→ **TASK INPUT**:
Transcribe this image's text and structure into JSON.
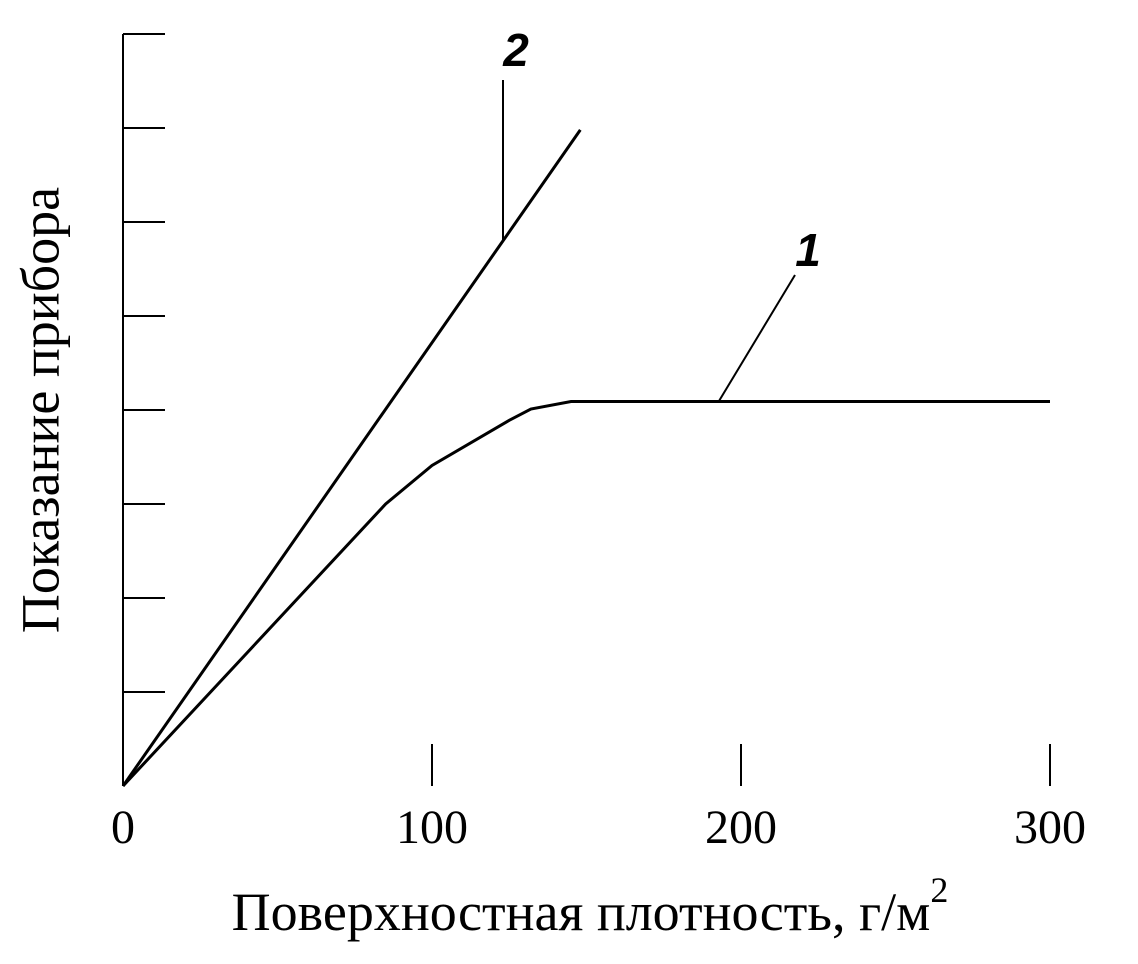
{
  "chart_data": {
    "type": "line",
    "xlabel": "Поверхностная плотность, г/м",
    "xlabel_superscript": "2",
    "ylabel": "Показание прибора",
    "xlim": [
      0,
      300
    ],
    "xticks": [
      0,
      100,
      200,
      300
    ],
    "ylim": [
      0,
      8
    ],
    "yticks": [
      1,
      2,
      3,
      4,
      5,
      6,
      7,
      8
    ],
    "ytick_labels": false,
    "series": [
      {
        "name": "1",
        "color": "#000000",
        "x": [
          0,
          85,
          100,
          125,
          132,
          145,
          300
        ],
        "values": [
          0,
          3.0,
          3.41,
          3.89,
          4.01,
          4.09,
          4.09
        ]
      },
      {
        "name": "2",
        "color": "#000000",
        "x": [
          0,
          148
        ],
        "values": [
          0,
          6.98
        ]
      }
    ]
  }
}
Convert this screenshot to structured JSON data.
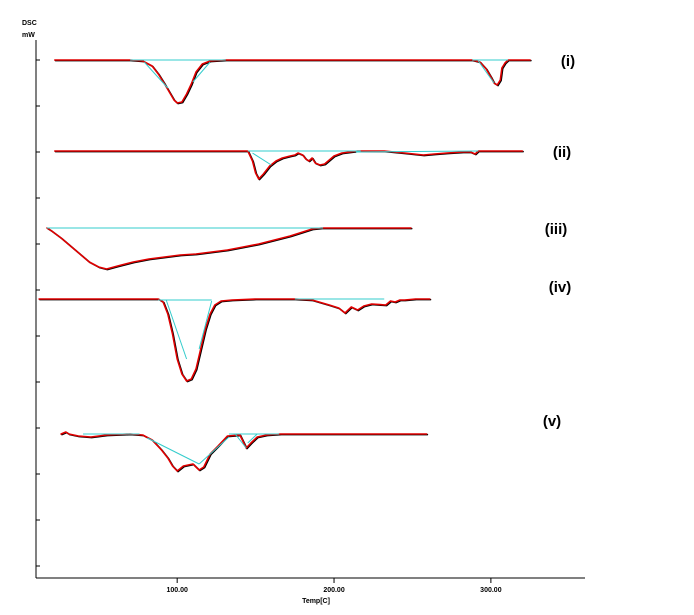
{
  "chart_data": {
    "type": "line",
    "title": "",
    "ylabel_lines": [
      "DSC",
      "mW"
    ],
    "xlabel": "Temp[C]",
    "xticks": [
      100.0,
      200.0,
      300.0
    ],
    "xtick_labels": [
      "100.00",
      "200.00",
      "300.00"
    ],
    "xlim": [
      10,
      360
    ],
    "y_units": "mW (offset, unlabeled)",
    "colors": {
      "curve": "#e00000",
      "baseline": "#33cccc",
      "axis": "#000000",
      "trace_dark": "#000000"
    },
    "series": [
      {
        "name": "(i)",
        "offset": 60,
        "points": [
          [
            22,
            0
          ],
          [
            70,
            0
          ],
          [
            78,
            1
          ],
          [
            84,
            6
          ],
          [
            88,
            14
          ],
          [
            92,
            24
          ],
          [
            95,
            32
          ],
          [
            98,
            40
          ],
          [
            100,
            43
          ],
          [
            103,
            42
          ],
          [
            106,
            34
          ],
          [
            109,
            24
          ],
          [
            112,
            12
          ],
          [
            116,
            4
          ],
          [
            121,
            1
          ],
          [
            131,
            0
          ],
          [
            288,
            0
          ],
          [
            293,
            2
          ],
          [
            297,
            9
          ],
          [
            300,
            17
          ],
          [
            302,
            23
          ],
          [
            304,
            25
          ],
          [
            306,
            20
          ],
          [
            307,
            8
          ],
          [
            309,
            3
          ],
          [
            311,
            0
          ],
          [
            325,
            0
          ]
        ],
        "baselines": [
          [
            [
              70,
              0
            ],
            [
              131,
              0
            ]
          ],
          [
            [
              79,
              2
            ],
            [
              94,
              28
            ]
          ],
          [
            [
              110,
              22
            ],
            [
              121,
              2
            ]
          ],
          [
            [
              288,
              0
            ],
            [
              311,
              0
            ]
          ],
          [
            [
              292,
              1
            ],
            [
              302,
              23
            ]
          ]
        ]
      },
      {
        "name": "(ii)",
        "offset": 151,
        "points": [
          [
            22,
            0
          ],
          [
            145,
            0
          ],
          [
            148,
            10
          ],
          [
            150,
            22
          ],
          [
            152,
            28
          ],
          [
            155,
            23
          ],
          [
            159,
            15
          ],
          [
            163,
            10
          ],
          [
            167,
            7
          ],
          [
            172,
            5
          ],
          [
            175,
            4
          ],
          [
            177,
            2
          ],
          [
            180,
            4
          ],
          [
            182,
            8
          ],
          [
            184,
            10
          ],
          [
            186,
            7
          ],
          [
            188,
            12
          ],
          [
            191,
            14
          ],
          [
            194,
            13
          ],
          [
            197,
            9
          ],
          [
            200,
            5
          ],
          [
            205,
            2
          ],
          [
            215,
            0
          ],
          [
            232,
            0
          ],
          [
            245,
            2
          ],
          [
            257,
            4
          ],
          [
            264,
            3
          ],
          [
            272,
            2
          ],
          [
            282,
            1
          ],
          [
            287,
            1
          ],
          [
            290,
            3
          ],
          [
            292,
            0
          ],
          [
            320,
            0
          ]
        ],
        "baselines": [
          [
            [
              145,
              0
            ],
            [
              217,
              0
            ]
          ],
          [
            [
              148,
              2
            ],
            [
              160,
              14
            ]
          ],
          [
            [
              214,
              1
            ],
            [
              292,
              0
            ]
          ]
        ]
      },
      {
        "name": "(iii)",
        "offset": 228,
        "points": [
          [
            17,
            0
          ],
          [
            20,
            3
          ],
          [
            26,
            10
          ],
          [
            32,
            18
          ],
          [
            38,
            26
          ],
          [
            44,
            34
          ],
          [
            50,
            39
          ],
          [
            55,
            41
          ],
          [
            62,
            38
          ],
          [
            72,
            34
          ],
          [
            82,
            31
          ],
          [
            92,
            29
          ],
          [
            102,
            27
          ],
          [
            112,
            26
          ],
          [
            122,
            24
          ],
          [
            132,
            22
          ],
          [
            142,
            19
          ],
          [
            152,
            16
          ],
          [
            162,
            12
          ],
          [
            172,
            8
          ],
          [
            180,
            4
          ],
          [
            186,
            1
          ],
          [
            192,
            0
          ],
          [
            225,
            0
          ],
          [
            249,
            0
          ]
        ],
        "baselines": [
          [
            [
              17,
              0
            ],
            [
              193,
              0
            ]
          ]
        ]
      },
      {
        "name": "(iv)",
        "offset": 299,
        "points": [
          [
            12,
            0
          ],
          [
            88,
            0
          ],
          [
            91,
            3
          ],
          [
            94,
            15
          ],
          [
            97,
            35
          ],
          [
            100,
            60
          ],
          [
            103,
            75
          ],
          [
            106,
            82
          ],
          [
            109,
            80
          ],
          [
            112,
            70
          ],
          [
            115,
            50
          ],
          [
            118,
            30
          ],
          [
            121,
            15
          ],
          [
            124,
            6
          ],
          [
            128,
            2
          ],
          [
            135,
            1
          ],
          [
            150,
            0
          ],
          [
            175,
            0
          ],
          [
            186,
            1
          ],
          [
            197,
            6
          ],
          [
            203,
            9
          ],
          [
            207,
            14
          ],
          [
            211,
            8
          ],
          [
            215,
            11
          ],
          [
            219,
            7
          ],
          [
            224,
            5
          ],
          [
            233,
            6
          ],
          [
            236,
            2
          ],
          [
            239,
            3
          ],
          [
            242,
            1
          ],
          [
            245,
            1
          ],
          [
            252,
            0
          ],
          [
            261,
            0
          ]
        ],
        "baselines": [
          [
            [
              88,
              1
            ],
            [
              122,
              1
            ]
          ],
          [
            [
              93,
              1
            ],
            [
              106,
              60
            ]
          ],
          [
            [
              114,
              50
            ],
            [
              122,
              2
            ]
          ],
          [
            [
              175,
              0
            ],
            [
              232,
              0
            ]
          ]
        ]
      },
      {
        "name": "(v)",
        "offset": 434,
        "points": [
          [
            26,
            0
          ],
          [
            29,
            -2
          ],
          [
            31,
            0
          ],
          [
            37,
            2
          ],
          [
            45,
            3
          ],
          [
            55,
            1
          ],
          [
            70,
            0
          ],
          [
            78,
            1
          ],
          [
            84,
            6
          ],
          [
            90,
            16
          ],
          [
            94,
            24
          ],
          [
            97,
            32
          ],
          [
            100,
            37
          ],
          [
            104,
            32
          ],
          [
            110,
            30
          ],
          [
            114,
            36
          ],
          [
            117,
            33
          ],
          [
            121,
            20
          ],
          [
            126,
            12
          ],
          [
            132,
            2
          ],
          [
            140,
            1
          ],
          [
            144,
            14
          ],
          [
            147,
            9
          ],
          [
            151,
            3
          ],
          [
            157,
            1
          ],
          [
            166,
            0
          ],
          [
            259,
            0
          ]
        ],
        "baselines": [
          [
            [
              40,
              0
            ],
            [
              76,
              0
            ]
          ],
          [
            [
              81,
              4
            ],
            [
              114,
              30
            ]
          ],
          [
            [
              114,
              30
            ],
            [
              133,
              3
            ]
          ],
          [
            [
              133,
              0
            ],
            [
              165,
              0
            ]
          ],
          [
            [
              137,
              0
            ],
            [
              144,
              14
            ]
          ],
          [
            [
              145,
              9
            ],
            [
              151,
              0
            ]
          ]
        ]
      }
    ]
  }
}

→ **TASK TO CARRY OUT**: Which lines contain "offset"? Copy each of them.

→ **TASK OUTPUT**:
    "y_units": "mW (offset, unlabeled)",
        "offset": 60,
        "offset": 151,
        "offset": 228,
        "offset": 299,
        "offset": 434,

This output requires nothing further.